(What to produce): Which lines contain the string "this"? Please list every one of them.
---------- Supplied entries ----------
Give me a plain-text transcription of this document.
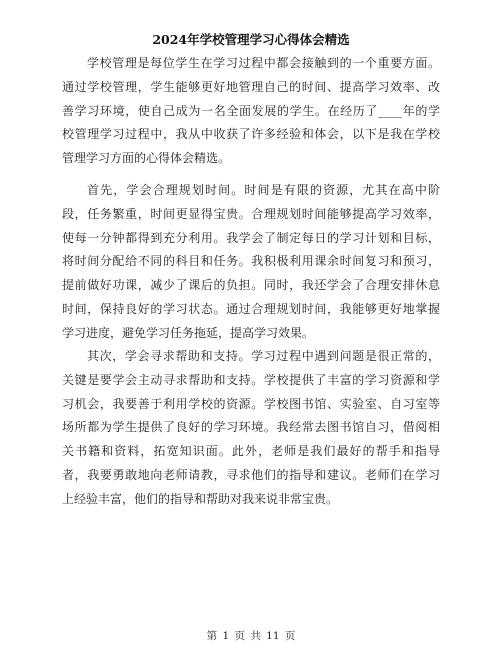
2024年学校管理学习心得体会精选
学校管理是每位学生在学习过程中都会接触到的一个重要方面。
通过学校管理，学生能够更好地管理自己的时间、提高学习效率、改
善学习环境，使自己成为一名全面发展的学生。在经历了____年的学
校管理学习过程中，我从中收获了许多经验和体会，以下是我在学校
管理学习方面的心得体会精选。
首先，学会合理规划时间。时间是有限的资源，尤其在高中阶
段，任务繁重，时间更显得宝贵。合理规划时间能够提高学习效率，
使每一分钟都得到充分利用。我学会了制定每日的学习计划和目标，
将时间分配给不同的科目和任务。我积极利用课余时间复习和预习，
提前做好功课，减少了课后的负担。同时，我还学会了合理安排休息
时间，保持良好的学习状态。通过合理规划时间，我能够更好地掌握
学习进度，避免学习任务拖延，提高学习效果。
其次，学会寻求帮助和支持。学习过程中遇到问题是很正常的，
关键是要学会主动寻求帮助和支持。学校提供了丰富的学习资源和学
习机会，我要善于利用学校的资源。学校图书馆、实验室、自习室等
场所都为学生提供了良好的学习环境。我经常去图书馆自习，借阅相
关书籍和资料，拓宽知识面。此外，老师是我们最好的帮手和指导
者，我要勇敢地向老师请教，寻求他们的指导和建议。老师们在学习
上经验丰富，他们的指导和帮助对我来说非常宝贵。
第 1 页 共 11 页
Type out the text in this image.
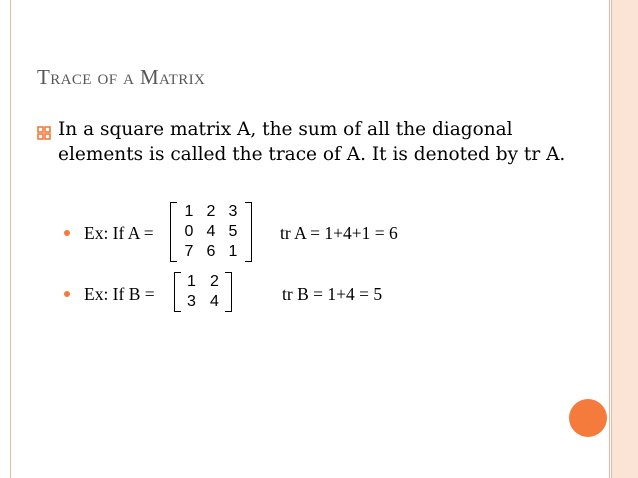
Trace of a Matrix

In a square matrix A, the sum of all the diagonal elements is called the trace of A. It is denoted by tr A.

Ex: If A =
1 2 3
0 4 5
7 6 1
tr A = 1+4+1 = 6
Ex: If B =
1 2
3 4	tr B = 1+4 = 5
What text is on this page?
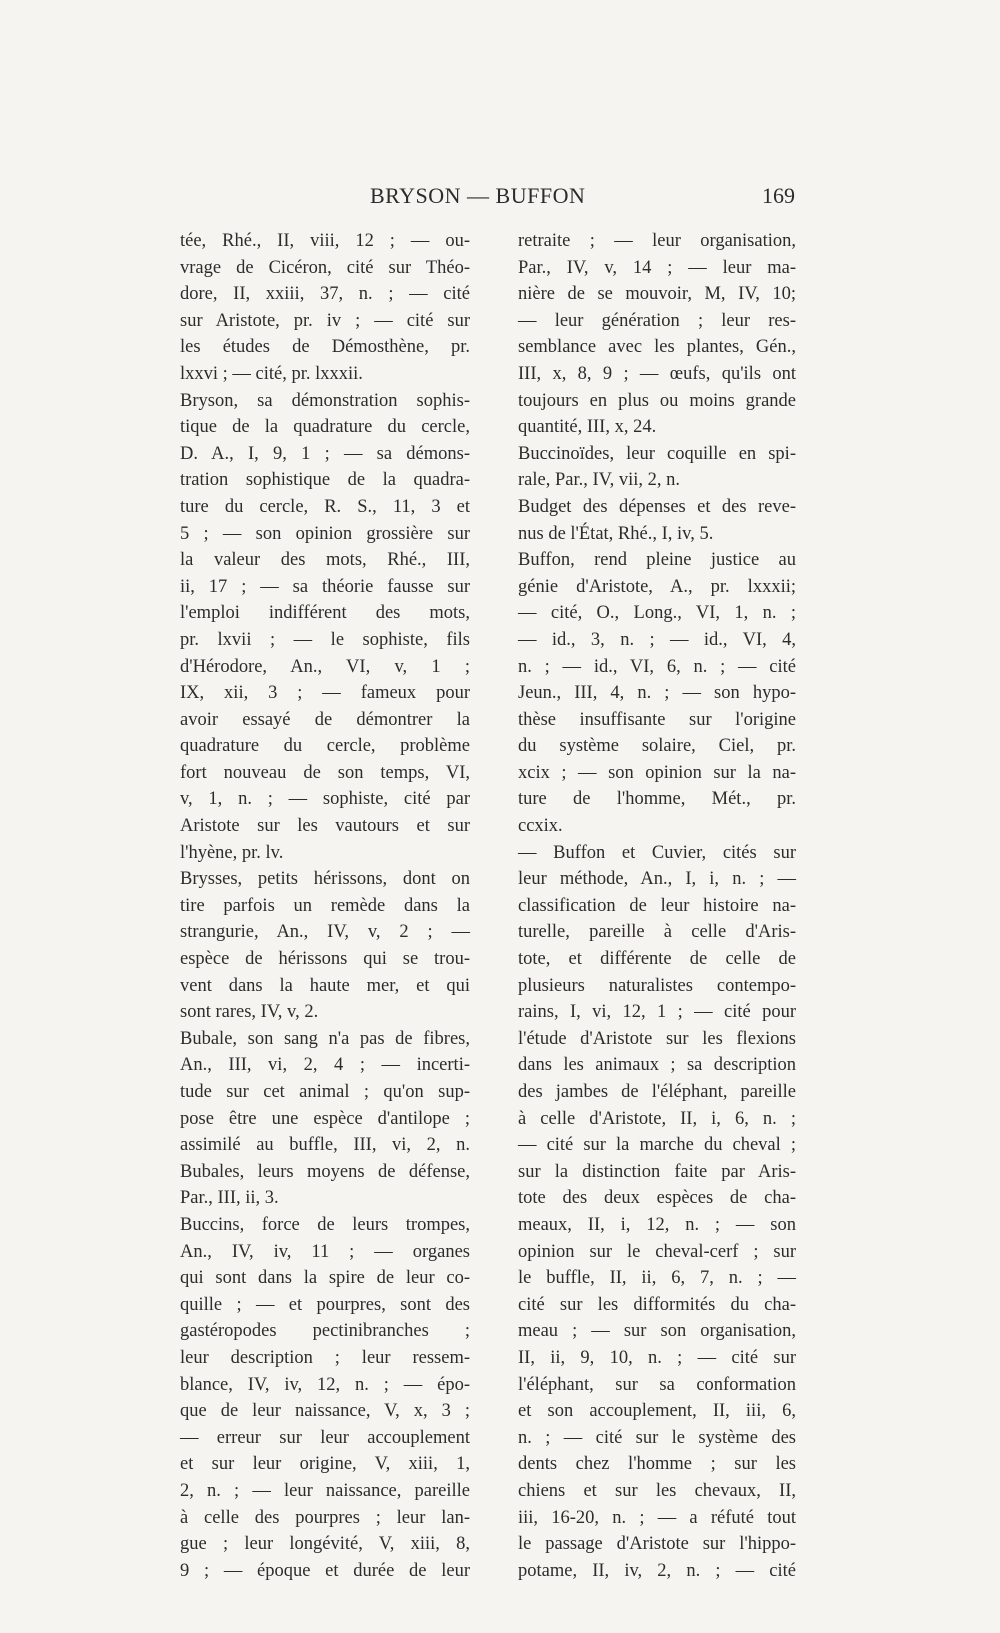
BRYSON — BUFFON	169
tée, Rhé., II, viii, 12 ; — ou-
vrage de Cicéron, cité sur Théo-
dore, II, xxiii, 37, n. ; — cité
sur Aristote, pr. iv ; — cité sur
les études de Démosthène, pr.
lxxvi ; — cité, pr. lxxxii.
Bryson, sa démonstration sophis-
tique de la quadrature du cercle,
D. A., I, 9, 1 ; — sa démons-
tration sophistique de la quadra-
ture du cercle, R. S., 11, 3 et
5 ; — son opinion grossière sur
la valeur des mots, Rhé., III,
ii, 17 ; — sa théorie fausse sur
l'emploi indifférent des mots,
pr. lxvii ; — le sophiste, fils
d'Hérodore, An., VI, v, 1 ;
IX, xii, 3 ; — fameux pour
avoir essayé de démontrer la
quadrature du cercle, problème
fort nouveau de son temps, VI,
v, 1, n. ; — sophiste, cité par
Aristote sur les vautours et sur
l'hyène, pr. lv.
Brysses, petits hérissons, dont on
tire parfois un remède dans la
strangurie, An., IV, v, 2 ; —
espèce de hérissons qui se trou-
vent dans la haute mer, et qui
sont rares, IV, v, 2.
Bubale, son sang n'a pas de fibres,
An., III, vi, 2, 4 ; — incerti-
tude sur cet animal ; qu'on sup-
pose être une espèce d'antilope ;
assimilé au buffle, III, vi, 2, n.
Bubales, leurs moyens de défense,
Par., III, ii, 3.
Buccins, force de leurs trompes,
An., IV, iv, 11 ; — organes
qui sont dans la spire de leur co-
quille ; — et pourpres, sont des
gastéropodes pectinibranches ;
leur description ; leur ressem-
blance, IV, iv, 12, n. ; — épo-
que de leur naissance, V, x, 3 ;
— erreur sur leur accouplement
et sur leur origine, V, xiii, 1,
2, n. ; — leur naissance, pareille
à celle des pourpres ; leur lan-
gue ; leur longévité, V, xiii, 8,
9 ; — époque et durée de leur
retraite ; — leur organisation,
Par., IV, v, 14 ; — leur ma-
nière de se mouvoir, M, IV, 10;
— leur génération ; leur res-
semblance avec les plantes, Gén.,
III, x, 8, 9 ; — œufs, qu'ils ont
toujours en plus ou moins grande
quantité, III, x, 24.
Buccinoïdes, leur coquille en spi-
rale, Par., IV, vii, 2, n.
Budget des dépenses et des reve-
nus de l'État, Rhé., I, iv, 5.
Buffon, rend pleine justice au
génie d'Aristote, A., pr. lxxxii;
— cité, O., Long., VI, 1, n. ;
— id., 3, n. ; — id., VI, 4,
n. ; — id., VI, 6, n. ; — cité
Jeun., III, 4, n. ; — son hypo-
thèse insuffisante sur l'origine
du système solaire, Ciel, pr.
xcix ; — son opinion sur la na-
ture de l'homme, Mét., pr.
ccxix.
— Buffon et Cuvier, cités sur
leur méthode, An., I, i, n. ; —
classification de leur histoire na-
turelle, pareille à celle d'Aris-
tote, et différente de celle de
plusieurs naturalistes contempo-
rains, I, vi, 12, 1 ; — cité pour
l'étude d'Aristote sur les flexions
dans les animaux ; sa description
des jambes de l'éléphant, pareille
à celle d'Aristote, II, i, 6, n. ;
— cité sur la marche du cheval ;
sur la distinction faite par Aris-
tote des deux espèces de cha-
meaux, II, i, 12, n. ; — son
opinion sur le cheval-cerf ; sur
le buffle, II, ii, 6, 7, n. ; —
cité sur les difformités du cha-
meau ; — sur son organisation,
II, ii, 9, 10, n. ; — cité sur
l'éléphant, sur sa conformation
et son accouplement, II, iii, 6,
n. ; — cité sur le système des
dents chez l'homme ; sur les
chiens et sur les chevaux, II,
iii, 16-20, n. ; — a réfuté tout
le passage d'Aristote sur l'hippo-
potame, II, iv, 2, n. ; — cité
----------
(The reply):
Give me a plain-text transcription of this document.
Type out the text in this image.
What text is on this page?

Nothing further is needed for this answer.